Start of Reading passage
= Opposition (Tasmania) =

The Opposition in the Australian state of Tasmania comprises the largest party not in Government. The Opposition's purpose is to hold the Government to account and constitute a "Government-in-waiting" should the existing Government fall. To that end, a Leader of the Opposition and Shadow Ministers for the various government departments question the Premier and Ministers on Government policy and administration, and formulate the policy the Opposition would pursue in Government. It is sometimes styled "His Majesty's Loyal Opposition" to demonstrate that although it opposes the Government, it remains loyal to the King.

The current Leader of the Opposition is Labor Leader Josh Willie and Janie Finlay is the Deputy Leader.
End of Reading passage
Start of Material
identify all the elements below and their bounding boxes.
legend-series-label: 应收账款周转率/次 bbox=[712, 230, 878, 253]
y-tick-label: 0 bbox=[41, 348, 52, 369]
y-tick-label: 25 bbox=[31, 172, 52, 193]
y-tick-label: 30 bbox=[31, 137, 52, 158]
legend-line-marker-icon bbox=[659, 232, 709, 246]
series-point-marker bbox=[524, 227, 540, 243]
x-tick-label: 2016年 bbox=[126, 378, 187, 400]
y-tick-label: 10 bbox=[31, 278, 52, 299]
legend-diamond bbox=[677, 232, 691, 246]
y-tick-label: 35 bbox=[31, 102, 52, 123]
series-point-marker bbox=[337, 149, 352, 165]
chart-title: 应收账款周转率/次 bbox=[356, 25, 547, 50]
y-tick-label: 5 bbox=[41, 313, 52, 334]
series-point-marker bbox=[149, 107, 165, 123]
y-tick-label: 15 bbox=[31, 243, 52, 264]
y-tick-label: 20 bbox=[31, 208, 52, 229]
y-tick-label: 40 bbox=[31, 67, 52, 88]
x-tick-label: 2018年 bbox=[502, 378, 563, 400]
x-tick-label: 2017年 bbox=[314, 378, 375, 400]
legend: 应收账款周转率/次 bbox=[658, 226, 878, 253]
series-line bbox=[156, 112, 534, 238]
End of Material
*What to work on:*
a) Reproduce the passage on the Opposition in Tasmania from "The Opposition in" up to and including "the Deputy Leader.".
b) According to the passage on the Opposition in Tasmania, who is the current Deputy Leader of the Opposition?

*Results by task:*
a)
The Opposition in the Australian state of Tasmania comprises the largest party not in Government. The Opposition's purpose is to hold the Government to account and constitute a "Government-in-waiting" should the existing Government fall. To that end, a Leader of the Opposition and Shadow Ministers for the various government departments question the Premier and Ministers on Government policy and administration, and formulate the policy the Opposition would pursue in Government. It is sometimes styled "His Majesty's Loyal Opposition" to demonstrate that although it opposes the Government, it remains loyal to the King.

The current Leader of the Opposition is Labor Leader Josh Willie and Janie Finlay is the Deputy Leader.

b) Janie Finlay